Today’s Morning Ritual (Reality in M/s)

How The Morning Is Currently Supposed To Go

8:13 AM.

I bolt upright from a series of strange nightmares to the sound of the doorbell.

The doorbell part is unusual, though just the other day, there to see me startle awake to the sound of my 8:15 alarm clock, Mistress asked me, “Do you do this every morning?”

A lot of them, I guess.

The doorbell part sinks in.

By protocol, I’m generally supposed to be the one to answer the door, though sometimes Mistress jumps on it. However, I’m still leashed for the night, and will be, if routine prevails, for another four minutes. Predicament protocol.

But then I realize something else—we’re having a new washer and dryer delivered and installed today. It was a major enough purchase that Mistress handled it herself, and in doing so, picked the delivery date. But she picked it before I had sent her my calendar as part of my review for that week, and picked a day packed for me with a critical doctor’s appointment and a board meeting for an organization I serve. Rather than reschedule, she’d agreed to handle the delivery. And they’re seriously early.

YOUR TASKS ::
(a) In the morning-ritual text, what is being delivered and installed on this day?
(b) Continue the morning-ritual text from the point where it stops.

SUPPLIED DATA ::
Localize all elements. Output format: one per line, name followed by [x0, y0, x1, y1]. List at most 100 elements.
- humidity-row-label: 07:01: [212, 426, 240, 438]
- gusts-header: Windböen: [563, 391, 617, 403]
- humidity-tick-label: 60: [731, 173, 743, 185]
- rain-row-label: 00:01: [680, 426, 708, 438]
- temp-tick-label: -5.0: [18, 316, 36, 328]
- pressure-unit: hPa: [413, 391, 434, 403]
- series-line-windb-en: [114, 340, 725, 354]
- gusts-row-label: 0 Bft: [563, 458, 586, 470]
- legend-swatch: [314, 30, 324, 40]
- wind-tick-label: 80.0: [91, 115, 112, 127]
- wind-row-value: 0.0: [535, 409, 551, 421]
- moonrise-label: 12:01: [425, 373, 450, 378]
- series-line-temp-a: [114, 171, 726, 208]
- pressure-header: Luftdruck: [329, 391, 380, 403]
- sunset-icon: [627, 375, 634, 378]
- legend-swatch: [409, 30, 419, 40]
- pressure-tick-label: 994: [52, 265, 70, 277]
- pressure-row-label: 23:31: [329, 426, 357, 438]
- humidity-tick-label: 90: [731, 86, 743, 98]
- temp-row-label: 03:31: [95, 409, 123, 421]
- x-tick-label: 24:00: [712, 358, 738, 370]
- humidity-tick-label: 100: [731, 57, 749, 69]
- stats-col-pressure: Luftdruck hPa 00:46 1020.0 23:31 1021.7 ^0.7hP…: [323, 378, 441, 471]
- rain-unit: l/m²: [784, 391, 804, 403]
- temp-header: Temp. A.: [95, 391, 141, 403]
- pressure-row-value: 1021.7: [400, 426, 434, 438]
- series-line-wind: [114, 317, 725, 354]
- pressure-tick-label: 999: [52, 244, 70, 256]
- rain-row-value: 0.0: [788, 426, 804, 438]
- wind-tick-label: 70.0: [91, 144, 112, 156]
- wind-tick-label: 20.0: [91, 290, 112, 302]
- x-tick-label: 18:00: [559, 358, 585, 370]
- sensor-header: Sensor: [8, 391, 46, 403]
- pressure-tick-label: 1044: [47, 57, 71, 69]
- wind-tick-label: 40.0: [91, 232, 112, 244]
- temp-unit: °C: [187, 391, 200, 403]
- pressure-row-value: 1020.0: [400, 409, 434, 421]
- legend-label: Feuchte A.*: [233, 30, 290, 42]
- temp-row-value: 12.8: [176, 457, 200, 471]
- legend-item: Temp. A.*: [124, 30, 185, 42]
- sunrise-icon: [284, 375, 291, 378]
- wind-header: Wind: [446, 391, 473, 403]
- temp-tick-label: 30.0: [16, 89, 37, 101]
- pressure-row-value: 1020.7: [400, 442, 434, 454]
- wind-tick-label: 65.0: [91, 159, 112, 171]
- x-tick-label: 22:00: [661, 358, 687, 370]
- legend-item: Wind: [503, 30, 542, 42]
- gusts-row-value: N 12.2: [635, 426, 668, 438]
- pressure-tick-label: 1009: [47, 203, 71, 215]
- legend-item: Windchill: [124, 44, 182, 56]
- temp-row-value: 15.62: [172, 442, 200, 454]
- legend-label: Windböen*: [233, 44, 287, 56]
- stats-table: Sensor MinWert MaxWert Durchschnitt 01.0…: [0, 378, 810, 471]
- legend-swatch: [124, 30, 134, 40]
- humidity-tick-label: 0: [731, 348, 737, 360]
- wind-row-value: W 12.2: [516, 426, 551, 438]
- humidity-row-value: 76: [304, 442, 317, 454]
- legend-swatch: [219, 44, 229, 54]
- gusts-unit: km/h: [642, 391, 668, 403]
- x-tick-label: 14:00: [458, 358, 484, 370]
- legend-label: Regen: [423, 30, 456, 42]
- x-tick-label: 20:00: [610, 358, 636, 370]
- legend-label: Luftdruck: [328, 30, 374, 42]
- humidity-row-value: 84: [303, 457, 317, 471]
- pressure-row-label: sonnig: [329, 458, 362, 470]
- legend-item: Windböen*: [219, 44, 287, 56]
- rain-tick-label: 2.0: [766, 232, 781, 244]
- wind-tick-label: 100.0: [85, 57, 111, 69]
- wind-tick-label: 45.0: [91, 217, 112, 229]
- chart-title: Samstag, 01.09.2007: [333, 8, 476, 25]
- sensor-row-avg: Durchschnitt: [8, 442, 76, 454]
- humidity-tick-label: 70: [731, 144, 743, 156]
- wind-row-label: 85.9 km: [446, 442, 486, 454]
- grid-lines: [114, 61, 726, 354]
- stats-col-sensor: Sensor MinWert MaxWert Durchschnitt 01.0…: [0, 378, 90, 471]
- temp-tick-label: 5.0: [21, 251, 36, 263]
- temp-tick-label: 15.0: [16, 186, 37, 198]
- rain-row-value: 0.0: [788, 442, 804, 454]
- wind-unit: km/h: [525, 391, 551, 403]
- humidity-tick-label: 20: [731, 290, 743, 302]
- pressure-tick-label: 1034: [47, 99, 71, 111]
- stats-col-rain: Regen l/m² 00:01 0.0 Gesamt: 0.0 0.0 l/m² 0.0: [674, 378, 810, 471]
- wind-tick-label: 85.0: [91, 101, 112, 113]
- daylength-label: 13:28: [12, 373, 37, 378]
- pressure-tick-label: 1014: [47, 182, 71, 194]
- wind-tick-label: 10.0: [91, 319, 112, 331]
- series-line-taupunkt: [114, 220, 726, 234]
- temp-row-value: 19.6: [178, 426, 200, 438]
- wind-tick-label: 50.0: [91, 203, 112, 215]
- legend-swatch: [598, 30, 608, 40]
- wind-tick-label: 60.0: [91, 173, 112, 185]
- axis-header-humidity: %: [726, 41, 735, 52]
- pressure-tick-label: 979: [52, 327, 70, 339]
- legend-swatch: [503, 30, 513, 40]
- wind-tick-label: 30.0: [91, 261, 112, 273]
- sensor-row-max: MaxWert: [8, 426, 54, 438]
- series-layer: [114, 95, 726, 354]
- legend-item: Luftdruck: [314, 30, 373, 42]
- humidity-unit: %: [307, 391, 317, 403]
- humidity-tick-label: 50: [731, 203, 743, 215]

EXPECTED RESPONSES ::
(a) A new washer and dryer.

(b)
I hear Mistress letting the delivery people in, and shut my normal 8:15 alarm. I jot down the basics of my disturbing dreams in my dream journal, which is a part of my full journal that’s shared with Mistress as part of that weekly review. I feel groggy; several of my chronic issues are flaring up, various minor issues. I’m never great at routine changes, but I feel especially underequipped right now.

I hear Mistress heading upstairs, maybe only a minute late for her usual 8:17. I scramble into the proper position, and she unleashes me as always, but whispers that we can skip the morning maintenance discipline beating, even though the sounds of the workers downstairs removing our old washer and dryer would probably drown out the sounds of the maintenance wand, and it’s not like I make noise, at this point. She also quickly, preemptively offers me the permission to go to the bathroom that I usually ask for afterwards, which I thank her for in the right format, but she quickly leaves.

Thrown off, I exit for the bathroom, almost giving a modified curtsy to no one, and suppose it’s a decent idea to put my uniform on, since I have the feeling our whole first morning ritual is off, and I should maybe have clothes on with the workers in the house.

Mistress reappears, confirming this choice, and as suddenly as they arrived, the workers are done and gone, and I get on with the morning, washing up, so on.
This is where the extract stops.